◆ STATED PROBLEM
Do not copy the pictures; transcribe all other material exactly.

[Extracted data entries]
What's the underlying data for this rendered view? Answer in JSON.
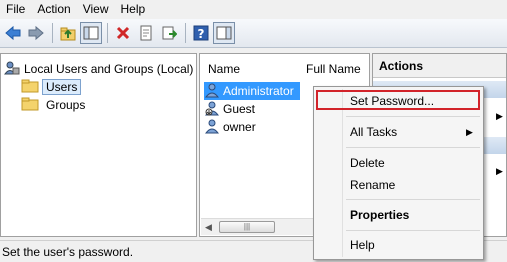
{
  "menu": [
    "File",
    "Action",
    "View",
    "Help"
  ],
  "toolbar": [
    "back-arrow-icon",
    "forward-arrow-icon",
    "up-folder-icon",
    "show-hide-tree-icon",
    "delete-icon",
    "properties-icon",
    "export-list-icon",
    "help-icon",
    "action-pane-icon"
  ],
  "tree": {
    "root": "Local Users and Groups (Local)",
    "items": [
      "Users",
      "Groups"
    ]
  },
  "list": {
    "col_name": "Name",
    "col_fullname": "Full Name",
    "rows": [
      "Administrator",
      "Guest",
      "owner"
    ]
  },
  "actions": {
    "title": "Actions"
  },
  "context_menu": {
    "set_password": "Set Password...",
    "all_tasks": "All Tasks",
    "delete": "Delete",
    "rename": "Rename",
    "properties": "Properties",
    "help": "Help"
  },
  "status": "Set the user's password.",
  "colors": {
    "highlight_border": "#d2232a",
    "selection": "#3399ff"
  }
}
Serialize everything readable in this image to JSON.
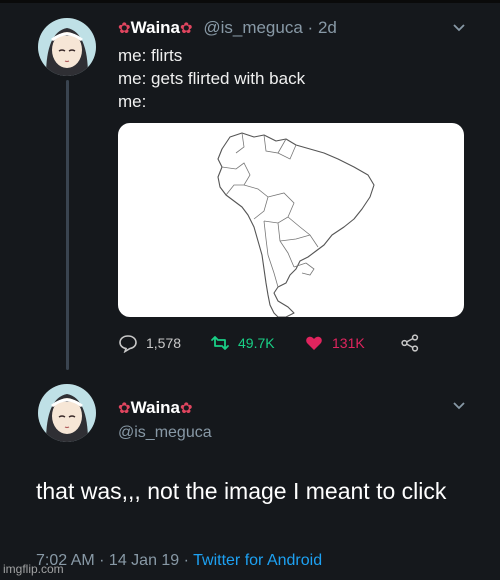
{
  "tweet1": {
    "display_name": "Waina",
    "handle": "@is_meguca",
    "time_ago": "2d",
    "lines": [
      "me: flirts",
      "me: gets flirted with back",
      "me:"
    ],
    "media_icon": "south-america-outline-map",
    "stats": {
      "replies": "1,578",
      "retweets": "49.7K",
      "likes": "131K"
    }
  },
  "tweet2": {
    "display_name": "Waina",
    "handle": "@is_meguca",
    "text": "that was,,, not the image I meant to click",
    "timestamp": "7:02 AM · 14 Jan 19 · ",
    "client": "Twitter for Android"
  },
  "watermark": "imgflip.com",
  "colors": {
    "background": "#15181c",
    "secondary_text": "#8899a6",
    "link": "#1da1f2",
    "retweet": "#19cf86",
    "like": "#e0245e",
    "flower": "#e0455f"
  }
}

◆ THE ANSWER
What's the underlying data for this rendered view? Answer in JSON.
{
  "menu": [
    "File",
    "Action",
    "View",
    "Help"
  ],
  "toolbar": [
    "back-arrow-icon",
    "forward-arrow-icon",
    "up-folder-icon",
    "show-hide-tree-icon",
    "delete-icon",
    "properties-icon",
    "export-list-icon",
    "help-icon",
    "action-pane-icon"
  ],
  "tree": {
    "root": "Local Users and Groups (Local)",
    "items": [
      "Users",
      "Groups"
    ]
  },
  "list": {
    "col_name": "Name",
    "col_fullname": "Full Name",
    "rows": [
      "Administrator",
      "Guest",
      "owner"
    ]
  },
  "actions": {
    "title": "Actions"
  },
  "context_menu": {
    "set_password": "Set Password...",
    "all_tasks": "All Tasks",
    "delete": "Delete",
    "rename": "Rename",
    "properties": "Properties",
    "help": "Help"
  },
  "status": "Set the user's password.",
  "colors": {
    "highlight_border": "#d2232a",
    "selection": "#3399ff"
  }
}
Serialize everything readable in this image to JSON.
{
  "tweet1": {
    "display_name": "Waina",
    "handle": "@is_meguca",
    "time_ago": "2d",
    "lines": [
      "me: flirts",
      "me: gets flirted with back",
      "me:"
    ],
    "media_icon": "south-america-outline-map",
    "stats": {
      "replies": "1,578",
      "retweets": "49.7K",
      "likes": "131K"
    }
  },
  "tweet2": {
    "display_name": "Waina",
    "handle": "@is_meguca",
    "text": "that was,,, not the image I meant to click",
    "timestamp": "7:02 AM · 14 Jan 19 · ",
    "client": "Twitter for Android"
  },
  "watermark": "imgflip.com",
  "colors": {
    "background": "#15181c",
    "secondary_text": "#8899a6",
    "link": "#1da1f2",
    "retweet": "#19cf86",
    "like": "#e0245e",
    "flower": "#e0455f"
  }
}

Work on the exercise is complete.